— start Data supplied —
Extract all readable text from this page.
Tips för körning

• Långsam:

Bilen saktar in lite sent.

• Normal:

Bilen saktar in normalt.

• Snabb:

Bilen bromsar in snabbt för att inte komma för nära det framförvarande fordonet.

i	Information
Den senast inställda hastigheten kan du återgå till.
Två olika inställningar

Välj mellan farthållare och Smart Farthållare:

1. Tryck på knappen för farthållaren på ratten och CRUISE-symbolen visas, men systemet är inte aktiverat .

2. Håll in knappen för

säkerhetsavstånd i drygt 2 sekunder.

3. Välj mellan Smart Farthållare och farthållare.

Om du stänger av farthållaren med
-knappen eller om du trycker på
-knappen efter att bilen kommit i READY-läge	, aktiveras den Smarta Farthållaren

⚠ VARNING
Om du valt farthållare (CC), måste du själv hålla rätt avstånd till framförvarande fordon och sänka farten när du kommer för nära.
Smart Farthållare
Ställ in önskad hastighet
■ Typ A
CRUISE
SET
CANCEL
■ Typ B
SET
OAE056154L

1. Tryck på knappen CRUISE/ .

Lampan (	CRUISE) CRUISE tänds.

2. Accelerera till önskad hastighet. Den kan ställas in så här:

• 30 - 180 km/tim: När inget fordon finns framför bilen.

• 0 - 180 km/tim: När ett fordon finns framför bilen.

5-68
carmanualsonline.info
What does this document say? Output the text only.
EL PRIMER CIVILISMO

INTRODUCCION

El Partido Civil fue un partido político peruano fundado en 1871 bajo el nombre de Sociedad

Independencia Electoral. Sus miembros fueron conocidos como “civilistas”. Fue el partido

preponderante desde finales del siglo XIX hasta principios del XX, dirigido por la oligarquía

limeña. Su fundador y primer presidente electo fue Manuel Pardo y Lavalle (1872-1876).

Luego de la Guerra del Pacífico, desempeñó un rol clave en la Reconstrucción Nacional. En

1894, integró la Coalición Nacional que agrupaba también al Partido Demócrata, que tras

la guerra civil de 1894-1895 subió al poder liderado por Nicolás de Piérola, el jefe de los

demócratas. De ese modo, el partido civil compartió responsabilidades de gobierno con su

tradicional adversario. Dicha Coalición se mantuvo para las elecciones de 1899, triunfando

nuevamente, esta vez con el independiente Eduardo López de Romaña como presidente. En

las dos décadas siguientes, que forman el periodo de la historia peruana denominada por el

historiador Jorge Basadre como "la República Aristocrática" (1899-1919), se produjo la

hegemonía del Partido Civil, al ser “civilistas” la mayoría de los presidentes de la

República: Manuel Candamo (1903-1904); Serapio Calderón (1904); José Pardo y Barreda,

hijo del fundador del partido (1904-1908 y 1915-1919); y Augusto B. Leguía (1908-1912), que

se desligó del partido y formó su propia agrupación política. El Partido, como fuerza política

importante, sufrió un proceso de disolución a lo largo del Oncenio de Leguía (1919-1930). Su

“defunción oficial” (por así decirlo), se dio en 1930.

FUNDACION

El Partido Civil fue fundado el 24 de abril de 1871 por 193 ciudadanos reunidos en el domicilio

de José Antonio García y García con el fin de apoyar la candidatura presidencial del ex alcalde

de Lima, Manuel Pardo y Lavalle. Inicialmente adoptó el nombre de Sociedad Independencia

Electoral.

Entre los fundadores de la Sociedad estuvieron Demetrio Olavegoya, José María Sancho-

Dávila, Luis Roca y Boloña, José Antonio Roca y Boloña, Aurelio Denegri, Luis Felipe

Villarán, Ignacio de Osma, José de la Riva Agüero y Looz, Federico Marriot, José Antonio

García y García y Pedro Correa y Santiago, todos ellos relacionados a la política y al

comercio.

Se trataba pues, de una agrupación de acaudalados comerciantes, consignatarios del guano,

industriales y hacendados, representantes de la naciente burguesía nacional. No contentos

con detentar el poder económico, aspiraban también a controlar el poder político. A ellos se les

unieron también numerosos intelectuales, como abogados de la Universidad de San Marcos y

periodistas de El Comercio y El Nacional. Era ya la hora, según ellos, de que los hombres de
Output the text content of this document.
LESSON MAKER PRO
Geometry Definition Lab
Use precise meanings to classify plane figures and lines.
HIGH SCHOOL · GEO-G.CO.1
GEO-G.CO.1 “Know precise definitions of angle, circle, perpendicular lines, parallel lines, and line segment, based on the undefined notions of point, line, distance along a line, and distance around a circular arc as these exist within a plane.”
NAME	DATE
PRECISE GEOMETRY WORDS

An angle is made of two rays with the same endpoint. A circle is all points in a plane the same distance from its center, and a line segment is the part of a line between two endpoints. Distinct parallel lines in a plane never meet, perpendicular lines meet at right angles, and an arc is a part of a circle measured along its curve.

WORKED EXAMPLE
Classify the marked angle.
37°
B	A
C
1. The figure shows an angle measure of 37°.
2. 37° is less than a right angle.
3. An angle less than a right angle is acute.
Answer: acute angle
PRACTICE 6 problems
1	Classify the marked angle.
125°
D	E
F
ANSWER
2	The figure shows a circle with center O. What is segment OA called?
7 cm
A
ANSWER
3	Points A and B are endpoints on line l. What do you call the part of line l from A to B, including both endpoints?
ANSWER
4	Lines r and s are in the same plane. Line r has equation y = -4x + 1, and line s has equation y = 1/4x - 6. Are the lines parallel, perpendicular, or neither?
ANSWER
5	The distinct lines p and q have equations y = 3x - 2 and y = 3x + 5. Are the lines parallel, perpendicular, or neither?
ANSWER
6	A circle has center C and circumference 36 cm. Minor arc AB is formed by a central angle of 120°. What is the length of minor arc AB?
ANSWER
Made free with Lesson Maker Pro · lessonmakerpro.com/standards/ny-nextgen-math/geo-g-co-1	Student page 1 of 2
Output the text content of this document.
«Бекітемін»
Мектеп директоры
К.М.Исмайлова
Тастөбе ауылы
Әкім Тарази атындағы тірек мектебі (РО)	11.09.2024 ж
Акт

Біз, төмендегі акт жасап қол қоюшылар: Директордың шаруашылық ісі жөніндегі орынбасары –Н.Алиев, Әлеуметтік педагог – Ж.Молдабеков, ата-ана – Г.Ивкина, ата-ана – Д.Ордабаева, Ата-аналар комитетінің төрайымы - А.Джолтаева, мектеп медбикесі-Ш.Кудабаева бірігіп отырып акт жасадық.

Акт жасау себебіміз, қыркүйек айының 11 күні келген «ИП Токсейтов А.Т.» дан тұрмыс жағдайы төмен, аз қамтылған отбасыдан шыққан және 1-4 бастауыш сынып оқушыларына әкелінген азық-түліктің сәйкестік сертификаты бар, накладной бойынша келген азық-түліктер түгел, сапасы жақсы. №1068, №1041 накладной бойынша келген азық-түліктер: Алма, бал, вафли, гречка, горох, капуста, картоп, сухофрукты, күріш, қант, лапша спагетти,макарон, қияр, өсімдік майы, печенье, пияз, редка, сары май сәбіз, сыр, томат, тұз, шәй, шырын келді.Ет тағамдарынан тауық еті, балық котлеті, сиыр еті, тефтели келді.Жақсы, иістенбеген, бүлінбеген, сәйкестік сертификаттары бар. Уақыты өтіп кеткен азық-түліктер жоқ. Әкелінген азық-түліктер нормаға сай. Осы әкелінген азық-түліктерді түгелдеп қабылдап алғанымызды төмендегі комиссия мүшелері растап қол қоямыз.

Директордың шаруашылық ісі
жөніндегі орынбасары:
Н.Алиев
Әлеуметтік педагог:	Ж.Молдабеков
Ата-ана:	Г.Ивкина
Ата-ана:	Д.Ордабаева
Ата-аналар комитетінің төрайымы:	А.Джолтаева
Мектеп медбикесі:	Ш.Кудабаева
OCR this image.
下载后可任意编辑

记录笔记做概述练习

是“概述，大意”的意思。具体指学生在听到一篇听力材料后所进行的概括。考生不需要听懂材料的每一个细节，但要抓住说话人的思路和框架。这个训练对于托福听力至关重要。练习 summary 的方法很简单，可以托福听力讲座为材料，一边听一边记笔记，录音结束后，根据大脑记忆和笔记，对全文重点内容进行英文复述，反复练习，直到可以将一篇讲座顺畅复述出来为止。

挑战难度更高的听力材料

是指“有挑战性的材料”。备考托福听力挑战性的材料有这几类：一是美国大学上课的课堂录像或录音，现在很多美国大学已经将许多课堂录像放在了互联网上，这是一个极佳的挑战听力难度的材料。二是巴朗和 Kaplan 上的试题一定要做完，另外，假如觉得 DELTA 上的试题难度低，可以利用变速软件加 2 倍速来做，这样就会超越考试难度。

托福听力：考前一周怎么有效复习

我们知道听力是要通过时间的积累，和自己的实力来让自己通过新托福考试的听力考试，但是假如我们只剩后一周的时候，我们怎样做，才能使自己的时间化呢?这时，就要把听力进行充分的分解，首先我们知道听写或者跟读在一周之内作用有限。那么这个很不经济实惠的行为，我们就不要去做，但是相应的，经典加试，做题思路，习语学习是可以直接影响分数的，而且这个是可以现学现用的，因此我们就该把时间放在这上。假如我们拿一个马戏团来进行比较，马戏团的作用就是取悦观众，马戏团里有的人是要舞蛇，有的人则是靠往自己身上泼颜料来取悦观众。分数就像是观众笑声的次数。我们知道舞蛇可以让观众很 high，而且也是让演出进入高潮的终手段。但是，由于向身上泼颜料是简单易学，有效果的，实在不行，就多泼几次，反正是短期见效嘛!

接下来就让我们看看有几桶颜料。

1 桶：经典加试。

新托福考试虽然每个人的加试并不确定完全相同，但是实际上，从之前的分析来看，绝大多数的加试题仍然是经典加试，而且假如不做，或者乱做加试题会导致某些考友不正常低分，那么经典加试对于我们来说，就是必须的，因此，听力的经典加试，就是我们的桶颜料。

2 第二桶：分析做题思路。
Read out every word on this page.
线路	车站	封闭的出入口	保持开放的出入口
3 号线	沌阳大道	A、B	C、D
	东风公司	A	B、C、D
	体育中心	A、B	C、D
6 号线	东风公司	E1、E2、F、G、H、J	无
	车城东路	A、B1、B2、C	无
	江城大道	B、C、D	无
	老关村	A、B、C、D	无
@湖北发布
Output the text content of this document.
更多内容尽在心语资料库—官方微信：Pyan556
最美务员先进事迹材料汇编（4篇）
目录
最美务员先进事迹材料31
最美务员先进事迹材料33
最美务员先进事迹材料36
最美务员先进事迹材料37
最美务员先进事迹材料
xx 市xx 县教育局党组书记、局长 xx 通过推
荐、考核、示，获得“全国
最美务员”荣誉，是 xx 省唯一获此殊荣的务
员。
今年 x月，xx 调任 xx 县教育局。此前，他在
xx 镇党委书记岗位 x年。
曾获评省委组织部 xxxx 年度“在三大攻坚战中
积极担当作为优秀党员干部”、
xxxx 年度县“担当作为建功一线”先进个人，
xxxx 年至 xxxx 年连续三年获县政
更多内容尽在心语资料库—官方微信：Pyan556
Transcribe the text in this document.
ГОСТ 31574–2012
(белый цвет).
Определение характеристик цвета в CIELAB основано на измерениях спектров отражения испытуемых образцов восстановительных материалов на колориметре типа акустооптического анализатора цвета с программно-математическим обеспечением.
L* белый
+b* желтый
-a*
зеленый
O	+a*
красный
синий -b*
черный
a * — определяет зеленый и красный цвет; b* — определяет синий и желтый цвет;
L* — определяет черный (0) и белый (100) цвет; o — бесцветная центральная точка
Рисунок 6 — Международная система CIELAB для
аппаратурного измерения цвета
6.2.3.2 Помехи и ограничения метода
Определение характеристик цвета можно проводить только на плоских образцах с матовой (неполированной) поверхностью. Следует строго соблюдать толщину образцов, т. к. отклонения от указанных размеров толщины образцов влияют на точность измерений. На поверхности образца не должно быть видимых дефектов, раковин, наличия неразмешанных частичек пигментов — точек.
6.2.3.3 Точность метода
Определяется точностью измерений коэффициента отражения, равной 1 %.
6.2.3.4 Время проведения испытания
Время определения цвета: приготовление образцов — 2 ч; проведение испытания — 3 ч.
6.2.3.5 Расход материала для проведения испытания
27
— end Data supplied —
◆ Instructions to follow
In the listing above, find the line containing "Transcribe the text in this document.", then reproduce it and each line after it through the end, exactly and with nothing added.

◆ Finished answer
Transcribe the text in this document.
ГОСТ 31574–2012
(белый цвет).
Определение характеристик цвета в CIELAB основано на измерениях спектров отражения испытуемых образцов восстановительных материалов на колориметре типа акустооптического анализатора цвета с программно-математическим обеспечением.
L* белый
+b* желтый
-a*
зеленый
O	+a*
красный
синий -b*
черный
a * — определяет зеленый и красный цвет; b* — определяет синий и желтый цвет;
L* — определяет черный (0) и белый (100) цвет; o — бесцветная центральная точка
Рисунок 6 — Международная система CIELAB для
аппаратурного измерения цвета
6.2.3.2 Помехи и ограничения метода
Определение характеристик цвета можно проводить только на плоских образцах с матовой (неполированной) поверхностью. Следует строго соблюдать толщину образцов, т. к. отклонения от указанных размеров толщины образцов влияют на точность измерений. На поверхности образца не должно быть видимых дефектов, раковин, наличия неразмешанных частичек пигментов — точек.
6.2.3.3 Точность метода
Определяется точностью измерений коэффициента отражения, равной 1 %.
6.2.3.4 Время проведения испытания
Время определения цвета: приготовление образцов — 2 ч; проведение испытания — 3 ч.
6.2.3.5 Расход материала для проведения испытания
27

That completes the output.